The task: For every line in the data below that contains "而且管饭", copy the line.

|---|

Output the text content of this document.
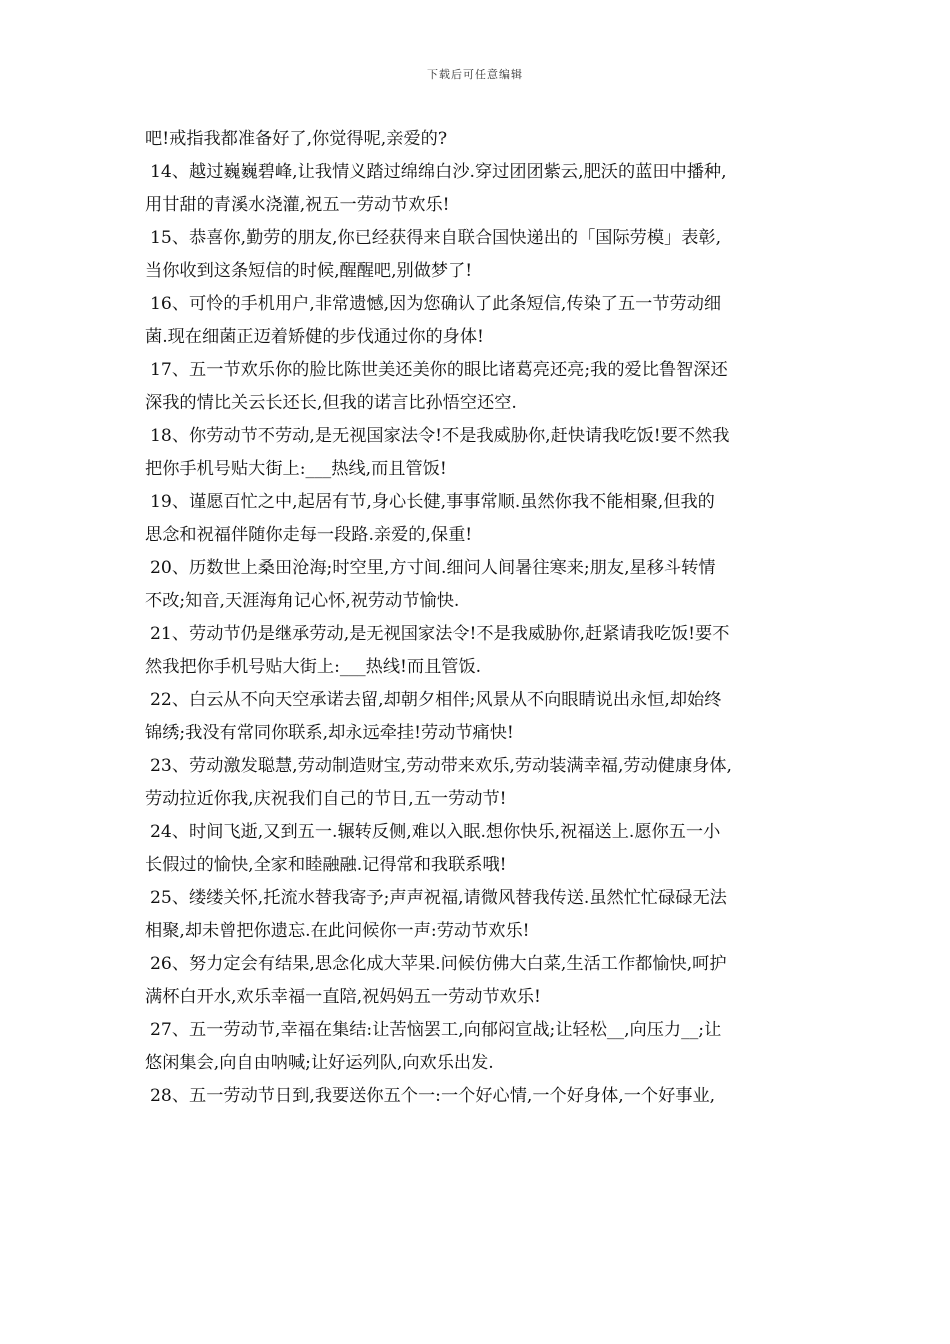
下载后可任意编辑
吧!戒指我都准备好了,你觉得呢,亲爱的?
14、越过巍巍碧峰,让我情义踏过绵绵白沙.穿过团团紫云,肥沃的蓝田中播种,
用甘甜的青溪水浇灌,祝五一劳动节欢乐!
15、恭喜你,勤劳的朋友,你已经获得来自联合国快递出的「国际劳模」表彰,
当你收到这条短信的时候,醒醒吧,别做梦了!
16、可怜的手机用户,非常遗憾,因为您确认了此条短信,传染了五一节劳动细
菌.现在细菌正迈着矫健的步伐通过你的身体!
17、五一节欢乐你的脸比陈世美还美你的眼比诸葛亮还亮;我的爱比鲁智深还
深我的情比关云长还长,但我的诺言比孙悟空还空.
18、你劳动节不劳动,是无视国家法令!不是我威胁你,赶快请我吃饭!要不然我
把你手机号贴大街上:___热线,而且管饭!
19、谨愿百忙之中,起居有节,身心长健,事事常顺.虽然你我不能相聚,但我的
思念和祝福伴随你走每一段路.亲爱的,保重!
20、历数世上桑田沧海;时空里,方寸间.细问人间暑往寒来;朋友,星移斗转情
不改;知音,天涯海角记心怀,祝劳动节愉快.
21、劳动节仍是继承劳动,是无视国家法令!不是我威胁你,赶紧请我吃饭!要不
然我把你手机号贴大街上:___热线!而且管饭.
22、白云从不向天空承诺去留,却朝夕相伴;风景从不向眼睛说出永恒,却始终
锦绣;我没有常同你联系,却永远牵挂!劳动节痛快!
23、劳动激发聪慧,劳动制造财宝,劳动带来欢乐,劳动装满幸福,劳动健康身体,
劳动拉近你我,庆祝我们自己的节日,五一劳动节!
24、时间飞逝,又到五一.辗转反侧,难以入眠.想你快乐,祝福送上.愿你五一小
长假过的愉快,全家和睦融融.记得常和我联系哦!
25、缕缕关怀,托流水替我寄予;声声祝福,请微风替我传送.虽然忙忙碌碌无法
相聚,却未曾把你遗忘.在此问候你一声:劳动节欢乐!
26、努力定会有结果,思念化成大苹果.问候仿佛大白菜,生活工作都愉快,呵护
满杯白开水,欢乐幸福一直陪,祝妈妈五一劳动节欢乐!
27、五一劳动节,幸福在集结:让苦恼罢工,向郁闷宣战;让轻松__,向压力__;让
悠闲集会,向自由呐喊;让好运列队,向欢乐出发.
28、五一劳动节日到,我要送你五个一:一个好心情,一个好身体,一个好事业,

|---|

Reply:
把你手机号贴大街上:___热线,而且管饭!
然我把你手机号贴大街上:___热线!而且管饭.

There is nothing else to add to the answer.